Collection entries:
* START *
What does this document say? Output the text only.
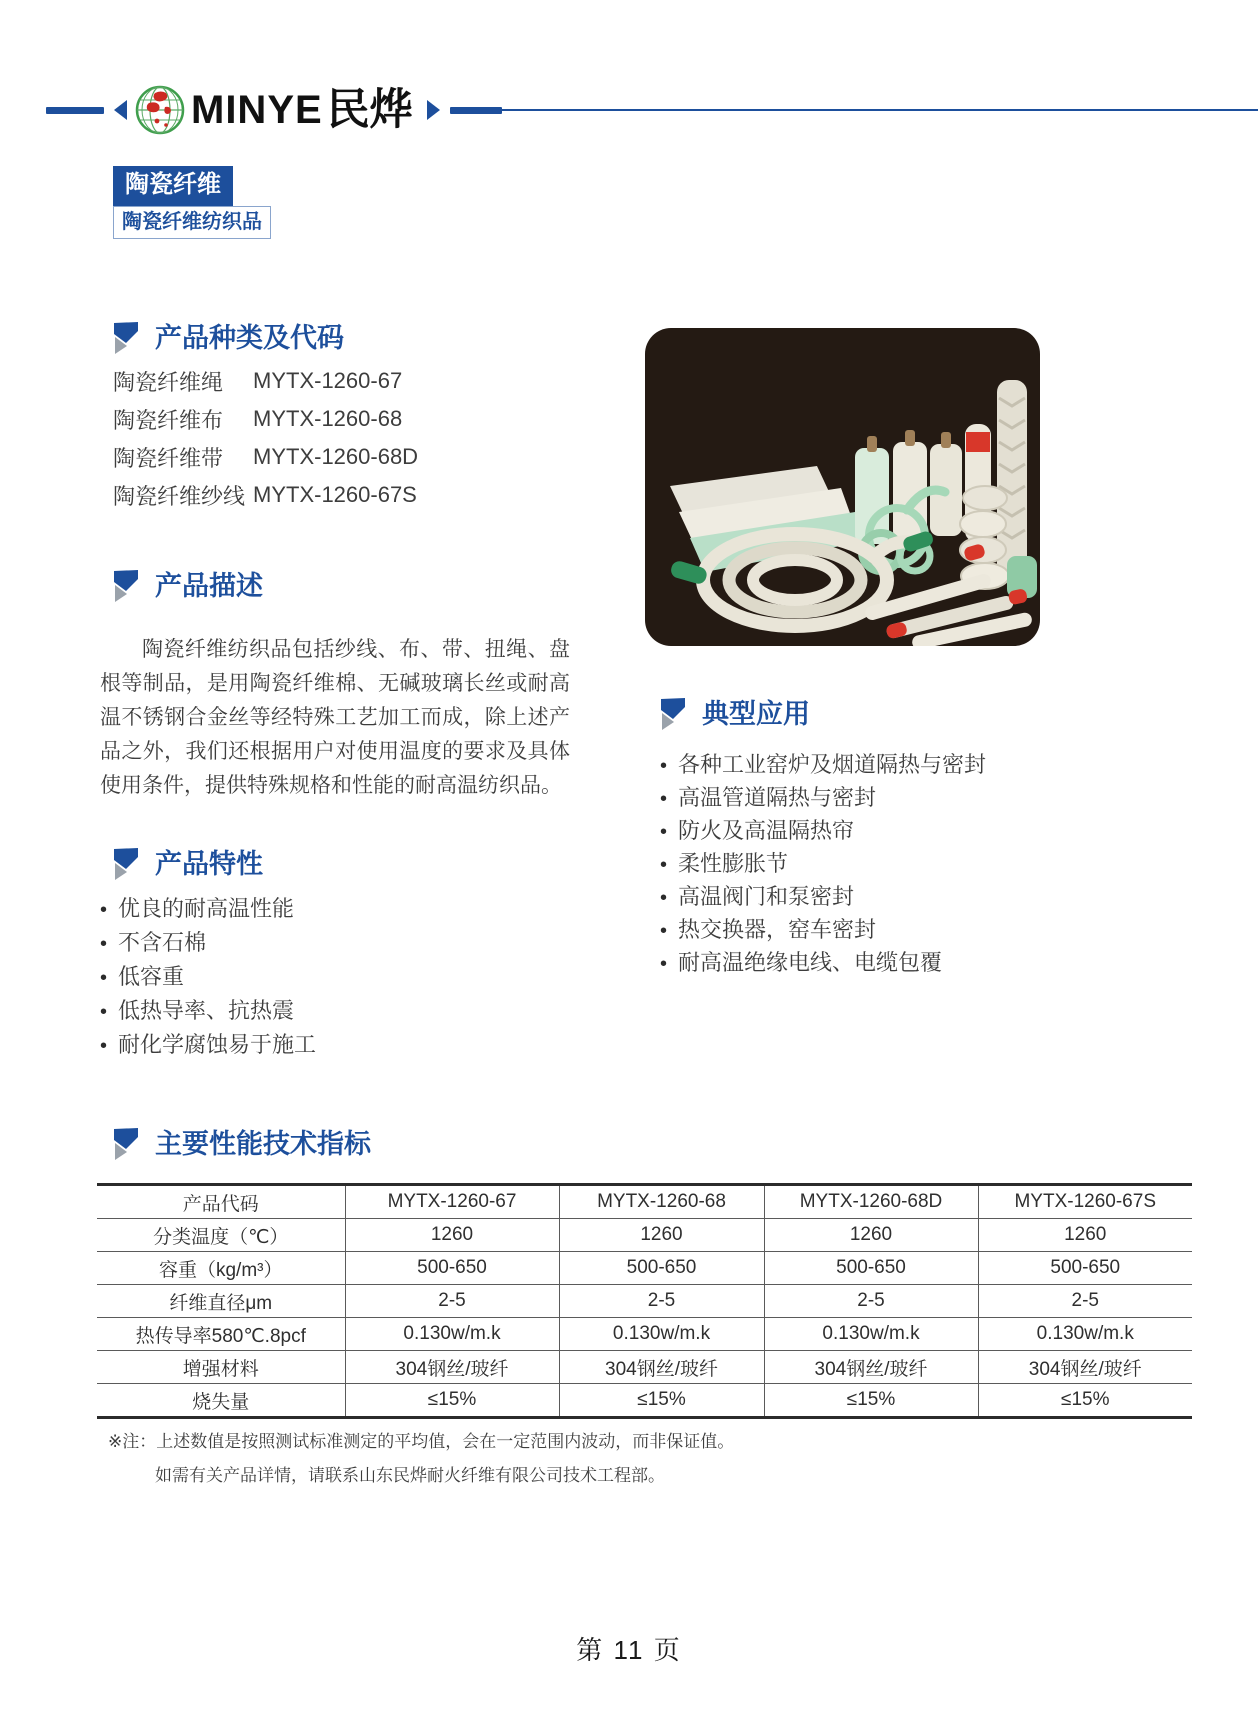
MINYE 民烨
陶瓷纤维
陶瓷纤维纺织品
产品种类及代码
陶瓷纤维绳	MYTX-1260-67
陶瓷纤维布	MYTX-1260-68
陶瓷纤维带	MYTX-1260-68D
陶瓷纤维纱线 MYTX-1260-67S
产品描述

陶瓷纤维纺织品包括纱线、布、带、扭绳、盘根等制品，是用陶瓷纤维棉、无碱玻璃长丝或耐高温不锈钢合金丝等经特殊工艺加工而成，除上述产品之外，我们还根据用户对使用温度的要求及具体使用条件，提供特殊规格和性能的耐高温纺织品。

典型应用
• 各种工业窑炉及烟道隔热与密封
• 高温管道隔热与密封
• 防火及高温隔热帘
• 柔性膨胀节
• 高温阀门和泵密封
• 热交换器，窑车密封
• 耐高温绝缘电线、电缆包覆
产品特性
• 优良的耐高温性能
• 不含石棉
• 低容重
• 低热导率、抗热震
• 耐化学腐蚀易于施工
主要性能技术指标
产品代码	MYTX-1260-67	MYTX-1260-68	MYTX-1260-68D	MYTX-1260-67S
分类温度（℃）	1260	1260	1260	1260
容重（kg/m³）	500-650	500-650	500-650	500-650
纤维直径μm	2-5	2-5	2-5	2-5
热传导率580℃.8pcf	0.130w/m.k	0.130w/m.k	0.130w/m.k	0.130w/m.k
增强材料	304钢丝/玻纤	304钢丝/玻纤	304钢丝/玻纤	304钢丝/玻纤
烧失量	≤15%	≤15%	≤15%	≤15%
※注：上述数值是按照测试标准测定的平均值，会在一定范围内波动，而非保证值。
如需有关产品详情，请联系山东民烨耐火纤维有限公司技术工程部。
第 11 页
* END *
WHAT TO DO: Gather all lines of the records that include the word "MYTX".

TASK RESPONSE:
陶瓷纤维绳	MYTX-1260-67
陶瓷纤维布	MYTX-1260-68
陶瓷纤维带	MYTX-1260-68D
陶瓷纤维纱线 MYTX-1260-67S
产品代码	MYTX-1260-67	MYTX-1260-68	MYTX-1260-68D	MYTX-1260-67S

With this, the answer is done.